TASK DESCRIPTION:
Where a line holds the string "counter", return that line.

** START INFORMATION PROVIDED **

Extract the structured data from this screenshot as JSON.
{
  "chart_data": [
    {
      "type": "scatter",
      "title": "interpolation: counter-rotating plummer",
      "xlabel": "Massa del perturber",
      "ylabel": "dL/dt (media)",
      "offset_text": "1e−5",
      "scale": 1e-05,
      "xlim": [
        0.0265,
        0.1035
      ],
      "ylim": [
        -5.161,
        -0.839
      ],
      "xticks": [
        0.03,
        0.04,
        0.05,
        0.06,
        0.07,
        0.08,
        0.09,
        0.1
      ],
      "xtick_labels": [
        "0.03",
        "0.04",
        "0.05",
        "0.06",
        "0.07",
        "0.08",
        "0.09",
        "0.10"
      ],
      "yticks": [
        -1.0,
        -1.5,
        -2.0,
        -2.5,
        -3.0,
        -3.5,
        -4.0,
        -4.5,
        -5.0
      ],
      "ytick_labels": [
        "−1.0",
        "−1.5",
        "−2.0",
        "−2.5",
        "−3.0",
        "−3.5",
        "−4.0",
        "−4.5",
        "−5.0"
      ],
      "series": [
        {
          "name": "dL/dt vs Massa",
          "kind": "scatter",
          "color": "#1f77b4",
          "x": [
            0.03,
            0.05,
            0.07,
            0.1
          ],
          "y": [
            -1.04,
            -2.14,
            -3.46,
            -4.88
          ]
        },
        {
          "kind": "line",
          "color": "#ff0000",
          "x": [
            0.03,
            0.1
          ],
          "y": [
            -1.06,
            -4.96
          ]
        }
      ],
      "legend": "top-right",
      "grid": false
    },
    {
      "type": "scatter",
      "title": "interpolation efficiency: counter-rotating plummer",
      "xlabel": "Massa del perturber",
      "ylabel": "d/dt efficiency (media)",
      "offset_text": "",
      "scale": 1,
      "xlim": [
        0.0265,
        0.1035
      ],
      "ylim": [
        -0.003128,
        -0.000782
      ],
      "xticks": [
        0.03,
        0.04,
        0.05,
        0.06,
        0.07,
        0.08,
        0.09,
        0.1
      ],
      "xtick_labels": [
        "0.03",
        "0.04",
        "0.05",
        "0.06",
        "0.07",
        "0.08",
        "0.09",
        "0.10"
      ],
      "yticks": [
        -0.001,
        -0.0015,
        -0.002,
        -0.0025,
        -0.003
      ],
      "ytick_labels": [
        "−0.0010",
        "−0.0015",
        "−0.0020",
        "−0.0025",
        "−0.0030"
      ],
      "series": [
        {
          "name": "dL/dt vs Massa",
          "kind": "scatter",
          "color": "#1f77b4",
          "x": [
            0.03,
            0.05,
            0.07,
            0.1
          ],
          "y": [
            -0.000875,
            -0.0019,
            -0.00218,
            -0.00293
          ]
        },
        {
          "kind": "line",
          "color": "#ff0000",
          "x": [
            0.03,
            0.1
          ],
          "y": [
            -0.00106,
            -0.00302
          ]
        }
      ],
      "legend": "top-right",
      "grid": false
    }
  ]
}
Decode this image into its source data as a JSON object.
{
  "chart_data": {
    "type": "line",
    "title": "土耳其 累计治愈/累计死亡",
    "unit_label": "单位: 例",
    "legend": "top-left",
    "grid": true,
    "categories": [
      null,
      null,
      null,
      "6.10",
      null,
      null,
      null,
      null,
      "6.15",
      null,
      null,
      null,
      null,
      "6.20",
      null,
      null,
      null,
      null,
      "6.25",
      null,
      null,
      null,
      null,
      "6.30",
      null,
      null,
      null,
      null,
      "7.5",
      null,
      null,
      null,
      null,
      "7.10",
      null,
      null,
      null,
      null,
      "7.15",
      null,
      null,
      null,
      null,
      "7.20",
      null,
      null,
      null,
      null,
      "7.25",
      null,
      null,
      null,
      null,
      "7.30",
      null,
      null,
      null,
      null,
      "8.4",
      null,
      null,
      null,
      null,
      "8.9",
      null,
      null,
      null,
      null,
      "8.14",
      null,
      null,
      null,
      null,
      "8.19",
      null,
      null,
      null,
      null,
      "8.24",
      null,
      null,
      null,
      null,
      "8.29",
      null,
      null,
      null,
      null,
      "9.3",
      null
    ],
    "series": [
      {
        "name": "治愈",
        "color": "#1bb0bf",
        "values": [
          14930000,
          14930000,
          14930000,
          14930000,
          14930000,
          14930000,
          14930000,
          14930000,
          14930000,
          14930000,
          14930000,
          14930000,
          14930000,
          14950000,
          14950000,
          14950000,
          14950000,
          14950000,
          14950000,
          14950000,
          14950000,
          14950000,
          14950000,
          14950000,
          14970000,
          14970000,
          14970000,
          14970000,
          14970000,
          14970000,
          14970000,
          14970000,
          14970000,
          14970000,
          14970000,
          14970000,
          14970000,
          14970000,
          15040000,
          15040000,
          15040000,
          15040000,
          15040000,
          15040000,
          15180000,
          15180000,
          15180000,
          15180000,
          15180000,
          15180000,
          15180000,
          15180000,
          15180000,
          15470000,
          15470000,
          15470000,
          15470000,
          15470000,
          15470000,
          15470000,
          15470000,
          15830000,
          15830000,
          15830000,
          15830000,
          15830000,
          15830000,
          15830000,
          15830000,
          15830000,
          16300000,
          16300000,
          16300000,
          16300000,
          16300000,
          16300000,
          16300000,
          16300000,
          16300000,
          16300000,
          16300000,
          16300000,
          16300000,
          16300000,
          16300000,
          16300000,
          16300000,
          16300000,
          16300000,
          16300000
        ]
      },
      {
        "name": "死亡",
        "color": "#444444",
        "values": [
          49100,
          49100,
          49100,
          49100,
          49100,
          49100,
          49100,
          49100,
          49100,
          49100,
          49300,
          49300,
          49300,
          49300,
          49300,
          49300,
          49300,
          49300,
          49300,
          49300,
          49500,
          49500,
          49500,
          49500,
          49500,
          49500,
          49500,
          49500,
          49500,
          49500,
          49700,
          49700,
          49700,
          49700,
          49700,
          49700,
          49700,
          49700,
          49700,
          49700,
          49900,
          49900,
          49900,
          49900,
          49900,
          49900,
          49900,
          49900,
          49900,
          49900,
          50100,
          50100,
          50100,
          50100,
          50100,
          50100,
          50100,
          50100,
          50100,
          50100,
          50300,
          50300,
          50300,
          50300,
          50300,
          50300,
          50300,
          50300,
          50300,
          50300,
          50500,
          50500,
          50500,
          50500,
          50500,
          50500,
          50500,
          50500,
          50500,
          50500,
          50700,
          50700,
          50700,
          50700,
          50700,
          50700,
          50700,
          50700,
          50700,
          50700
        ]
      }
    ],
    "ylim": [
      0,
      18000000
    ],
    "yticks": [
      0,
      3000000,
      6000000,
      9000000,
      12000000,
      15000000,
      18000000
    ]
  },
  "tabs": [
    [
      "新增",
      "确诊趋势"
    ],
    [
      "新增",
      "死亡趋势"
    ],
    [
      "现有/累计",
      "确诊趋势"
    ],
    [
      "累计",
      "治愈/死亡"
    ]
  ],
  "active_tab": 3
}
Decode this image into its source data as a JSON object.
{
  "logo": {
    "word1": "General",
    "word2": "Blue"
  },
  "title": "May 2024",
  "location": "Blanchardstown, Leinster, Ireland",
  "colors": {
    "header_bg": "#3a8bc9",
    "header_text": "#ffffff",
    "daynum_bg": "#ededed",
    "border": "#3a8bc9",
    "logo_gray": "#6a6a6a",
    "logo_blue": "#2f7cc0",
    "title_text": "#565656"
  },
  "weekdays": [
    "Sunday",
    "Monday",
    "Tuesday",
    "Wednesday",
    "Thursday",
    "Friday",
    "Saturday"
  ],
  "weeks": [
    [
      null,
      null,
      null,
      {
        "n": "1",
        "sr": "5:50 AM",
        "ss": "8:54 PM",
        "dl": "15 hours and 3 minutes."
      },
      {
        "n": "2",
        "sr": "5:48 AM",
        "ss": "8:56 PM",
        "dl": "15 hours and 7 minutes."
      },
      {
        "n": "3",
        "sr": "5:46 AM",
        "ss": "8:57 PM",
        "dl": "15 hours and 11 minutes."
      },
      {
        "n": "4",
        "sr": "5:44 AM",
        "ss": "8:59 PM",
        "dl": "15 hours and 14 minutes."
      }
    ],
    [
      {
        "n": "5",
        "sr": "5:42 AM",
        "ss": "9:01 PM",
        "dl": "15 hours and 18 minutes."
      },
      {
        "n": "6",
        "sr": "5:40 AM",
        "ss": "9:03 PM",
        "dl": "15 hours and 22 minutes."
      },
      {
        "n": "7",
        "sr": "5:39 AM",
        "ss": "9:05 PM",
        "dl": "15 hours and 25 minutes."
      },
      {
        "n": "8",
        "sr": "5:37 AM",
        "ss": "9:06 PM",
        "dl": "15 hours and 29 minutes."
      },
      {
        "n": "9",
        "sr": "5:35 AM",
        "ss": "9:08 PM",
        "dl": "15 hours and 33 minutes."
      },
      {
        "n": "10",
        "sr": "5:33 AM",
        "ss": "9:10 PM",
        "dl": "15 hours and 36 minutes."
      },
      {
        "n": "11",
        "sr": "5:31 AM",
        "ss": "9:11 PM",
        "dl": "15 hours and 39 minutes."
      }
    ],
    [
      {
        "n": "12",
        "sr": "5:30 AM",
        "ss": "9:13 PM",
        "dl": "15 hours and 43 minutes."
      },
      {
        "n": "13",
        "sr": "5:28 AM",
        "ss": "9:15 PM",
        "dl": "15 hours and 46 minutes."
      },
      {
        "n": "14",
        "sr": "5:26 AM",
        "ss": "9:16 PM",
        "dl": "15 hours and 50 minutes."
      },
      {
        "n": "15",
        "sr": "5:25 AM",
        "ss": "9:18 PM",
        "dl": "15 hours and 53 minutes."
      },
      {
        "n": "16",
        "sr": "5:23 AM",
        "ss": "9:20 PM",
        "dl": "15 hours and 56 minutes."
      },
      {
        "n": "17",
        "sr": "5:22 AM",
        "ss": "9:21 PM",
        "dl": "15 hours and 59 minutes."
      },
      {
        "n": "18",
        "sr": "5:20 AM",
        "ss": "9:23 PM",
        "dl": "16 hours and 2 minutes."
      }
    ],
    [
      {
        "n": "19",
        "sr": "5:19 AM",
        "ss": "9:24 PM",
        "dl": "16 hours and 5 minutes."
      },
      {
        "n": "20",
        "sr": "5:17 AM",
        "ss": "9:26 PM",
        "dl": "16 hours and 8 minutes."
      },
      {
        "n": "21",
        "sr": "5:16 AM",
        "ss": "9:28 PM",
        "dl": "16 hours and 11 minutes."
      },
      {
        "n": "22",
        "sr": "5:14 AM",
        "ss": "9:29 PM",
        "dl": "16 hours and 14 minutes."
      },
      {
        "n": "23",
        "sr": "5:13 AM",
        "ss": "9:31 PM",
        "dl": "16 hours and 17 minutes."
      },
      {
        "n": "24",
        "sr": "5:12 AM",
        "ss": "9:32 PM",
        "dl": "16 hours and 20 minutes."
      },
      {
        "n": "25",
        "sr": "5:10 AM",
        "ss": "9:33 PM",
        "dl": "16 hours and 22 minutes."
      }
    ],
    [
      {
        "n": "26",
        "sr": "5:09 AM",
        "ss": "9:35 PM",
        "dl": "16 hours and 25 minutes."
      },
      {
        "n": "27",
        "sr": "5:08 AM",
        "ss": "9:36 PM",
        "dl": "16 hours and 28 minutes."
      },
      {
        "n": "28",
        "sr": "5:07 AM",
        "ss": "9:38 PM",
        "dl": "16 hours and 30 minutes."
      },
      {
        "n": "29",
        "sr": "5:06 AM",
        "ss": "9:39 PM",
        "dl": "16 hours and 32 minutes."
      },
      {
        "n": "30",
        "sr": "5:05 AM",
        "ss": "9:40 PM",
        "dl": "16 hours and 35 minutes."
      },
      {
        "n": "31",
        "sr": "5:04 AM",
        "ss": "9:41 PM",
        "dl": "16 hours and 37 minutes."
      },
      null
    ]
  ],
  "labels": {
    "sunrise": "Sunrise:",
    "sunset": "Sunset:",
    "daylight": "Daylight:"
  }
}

** END INFORMATION PROVIDED **

TASK SOLUTION:
      "title": "interpolation: counter-rotating plummer",
      "title": "interpolation efficiency: counter-rotating plummer",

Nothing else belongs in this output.